Scan the entries below. List each line with "Flux".

────────────────────

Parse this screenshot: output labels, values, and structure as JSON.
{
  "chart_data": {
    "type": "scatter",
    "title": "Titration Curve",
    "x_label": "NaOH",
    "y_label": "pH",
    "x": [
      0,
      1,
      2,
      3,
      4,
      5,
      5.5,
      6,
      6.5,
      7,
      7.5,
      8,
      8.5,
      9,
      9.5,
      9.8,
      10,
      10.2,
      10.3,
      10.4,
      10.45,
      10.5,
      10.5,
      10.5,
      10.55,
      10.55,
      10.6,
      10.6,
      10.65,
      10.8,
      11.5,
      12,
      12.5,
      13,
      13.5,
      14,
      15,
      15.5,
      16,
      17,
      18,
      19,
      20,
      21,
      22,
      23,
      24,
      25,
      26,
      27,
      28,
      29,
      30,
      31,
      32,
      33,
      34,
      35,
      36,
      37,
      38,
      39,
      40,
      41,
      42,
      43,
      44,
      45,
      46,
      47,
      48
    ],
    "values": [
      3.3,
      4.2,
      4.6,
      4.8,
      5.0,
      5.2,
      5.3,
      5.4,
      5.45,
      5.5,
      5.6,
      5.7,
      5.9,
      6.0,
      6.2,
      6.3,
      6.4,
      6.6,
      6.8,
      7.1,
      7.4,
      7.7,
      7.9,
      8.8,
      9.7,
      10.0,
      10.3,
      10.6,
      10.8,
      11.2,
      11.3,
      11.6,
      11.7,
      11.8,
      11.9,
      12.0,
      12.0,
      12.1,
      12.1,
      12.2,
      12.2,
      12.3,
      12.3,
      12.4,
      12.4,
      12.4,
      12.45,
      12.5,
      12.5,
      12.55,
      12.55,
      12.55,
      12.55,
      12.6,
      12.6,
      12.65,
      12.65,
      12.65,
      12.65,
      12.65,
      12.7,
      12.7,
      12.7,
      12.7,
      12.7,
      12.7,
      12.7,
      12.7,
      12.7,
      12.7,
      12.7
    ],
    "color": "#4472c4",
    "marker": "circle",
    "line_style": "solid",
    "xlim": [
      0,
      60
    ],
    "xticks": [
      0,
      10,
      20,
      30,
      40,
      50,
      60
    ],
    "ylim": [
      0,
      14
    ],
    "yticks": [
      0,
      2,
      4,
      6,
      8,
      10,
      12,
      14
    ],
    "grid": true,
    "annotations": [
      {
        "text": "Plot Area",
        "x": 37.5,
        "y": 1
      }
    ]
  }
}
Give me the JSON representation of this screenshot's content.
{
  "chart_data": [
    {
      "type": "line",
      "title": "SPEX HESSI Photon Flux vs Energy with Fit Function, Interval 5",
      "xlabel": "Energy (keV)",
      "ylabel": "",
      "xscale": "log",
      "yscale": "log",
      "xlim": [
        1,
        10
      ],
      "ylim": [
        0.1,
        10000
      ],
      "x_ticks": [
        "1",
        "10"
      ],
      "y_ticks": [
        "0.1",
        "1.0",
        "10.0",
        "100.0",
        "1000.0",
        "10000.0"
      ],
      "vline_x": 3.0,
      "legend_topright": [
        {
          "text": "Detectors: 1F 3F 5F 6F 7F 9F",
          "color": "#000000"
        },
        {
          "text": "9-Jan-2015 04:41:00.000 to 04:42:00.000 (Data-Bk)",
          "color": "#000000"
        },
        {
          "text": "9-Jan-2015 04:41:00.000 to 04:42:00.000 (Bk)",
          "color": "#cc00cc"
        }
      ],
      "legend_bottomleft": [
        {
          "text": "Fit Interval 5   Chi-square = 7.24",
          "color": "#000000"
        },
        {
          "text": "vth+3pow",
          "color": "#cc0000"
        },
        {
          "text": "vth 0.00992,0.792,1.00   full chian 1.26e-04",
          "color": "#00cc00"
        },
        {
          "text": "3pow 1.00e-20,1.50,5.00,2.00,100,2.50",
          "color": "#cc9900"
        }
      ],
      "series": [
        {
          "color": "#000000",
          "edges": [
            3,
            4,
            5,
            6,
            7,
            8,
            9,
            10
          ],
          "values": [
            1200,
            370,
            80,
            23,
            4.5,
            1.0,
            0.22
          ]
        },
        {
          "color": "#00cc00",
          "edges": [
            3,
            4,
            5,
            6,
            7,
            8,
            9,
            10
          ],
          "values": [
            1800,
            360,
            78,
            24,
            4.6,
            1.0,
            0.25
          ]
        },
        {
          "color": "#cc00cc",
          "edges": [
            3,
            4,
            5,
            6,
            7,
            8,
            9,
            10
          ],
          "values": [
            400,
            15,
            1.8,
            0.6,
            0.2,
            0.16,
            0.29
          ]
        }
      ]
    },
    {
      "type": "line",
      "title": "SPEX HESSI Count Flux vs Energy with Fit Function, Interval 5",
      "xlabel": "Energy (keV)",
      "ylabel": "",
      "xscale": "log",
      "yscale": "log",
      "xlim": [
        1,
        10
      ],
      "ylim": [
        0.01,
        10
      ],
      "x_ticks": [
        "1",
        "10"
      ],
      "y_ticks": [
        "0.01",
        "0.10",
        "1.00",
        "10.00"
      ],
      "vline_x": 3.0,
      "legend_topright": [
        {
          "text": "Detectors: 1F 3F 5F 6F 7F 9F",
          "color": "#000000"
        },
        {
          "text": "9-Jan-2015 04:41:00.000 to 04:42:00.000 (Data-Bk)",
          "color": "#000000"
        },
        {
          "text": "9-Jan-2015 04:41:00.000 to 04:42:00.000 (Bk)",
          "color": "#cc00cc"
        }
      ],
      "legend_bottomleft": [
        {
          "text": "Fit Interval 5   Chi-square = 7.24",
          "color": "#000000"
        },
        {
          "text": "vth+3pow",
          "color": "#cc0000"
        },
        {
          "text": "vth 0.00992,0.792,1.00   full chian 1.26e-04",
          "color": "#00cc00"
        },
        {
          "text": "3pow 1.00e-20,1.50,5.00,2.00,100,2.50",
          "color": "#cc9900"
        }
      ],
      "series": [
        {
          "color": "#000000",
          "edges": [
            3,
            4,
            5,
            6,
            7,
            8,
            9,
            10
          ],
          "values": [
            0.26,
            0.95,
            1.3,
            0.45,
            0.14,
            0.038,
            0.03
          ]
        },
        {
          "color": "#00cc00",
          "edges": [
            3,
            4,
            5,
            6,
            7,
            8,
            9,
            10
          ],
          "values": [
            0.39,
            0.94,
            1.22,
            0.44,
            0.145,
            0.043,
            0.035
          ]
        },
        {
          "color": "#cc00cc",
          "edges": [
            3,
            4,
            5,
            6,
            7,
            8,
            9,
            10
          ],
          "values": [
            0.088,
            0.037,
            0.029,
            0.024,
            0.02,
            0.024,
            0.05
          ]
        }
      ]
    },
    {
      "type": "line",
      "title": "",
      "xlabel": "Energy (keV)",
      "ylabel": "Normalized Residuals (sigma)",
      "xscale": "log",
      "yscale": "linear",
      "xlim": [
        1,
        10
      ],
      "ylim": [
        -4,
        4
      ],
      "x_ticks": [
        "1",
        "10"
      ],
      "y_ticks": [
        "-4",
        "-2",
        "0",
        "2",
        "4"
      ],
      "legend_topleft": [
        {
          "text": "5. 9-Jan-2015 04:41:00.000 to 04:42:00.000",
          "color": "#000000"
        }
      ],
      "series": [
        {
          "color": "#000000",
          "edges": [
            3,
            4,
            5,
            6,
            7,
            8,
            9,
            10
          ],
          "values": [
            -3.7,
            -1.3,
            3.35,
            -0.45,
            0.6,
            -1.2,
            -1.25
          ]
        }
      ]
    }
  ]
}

────────────────────

[Finished answer]
      "title": "SPEX HESSI Photon Flux vs Energy with Fit Function, Interval 5",
      "title": "SPEX HESSI Count Flux vs Energy with Fit Function, Interval 5",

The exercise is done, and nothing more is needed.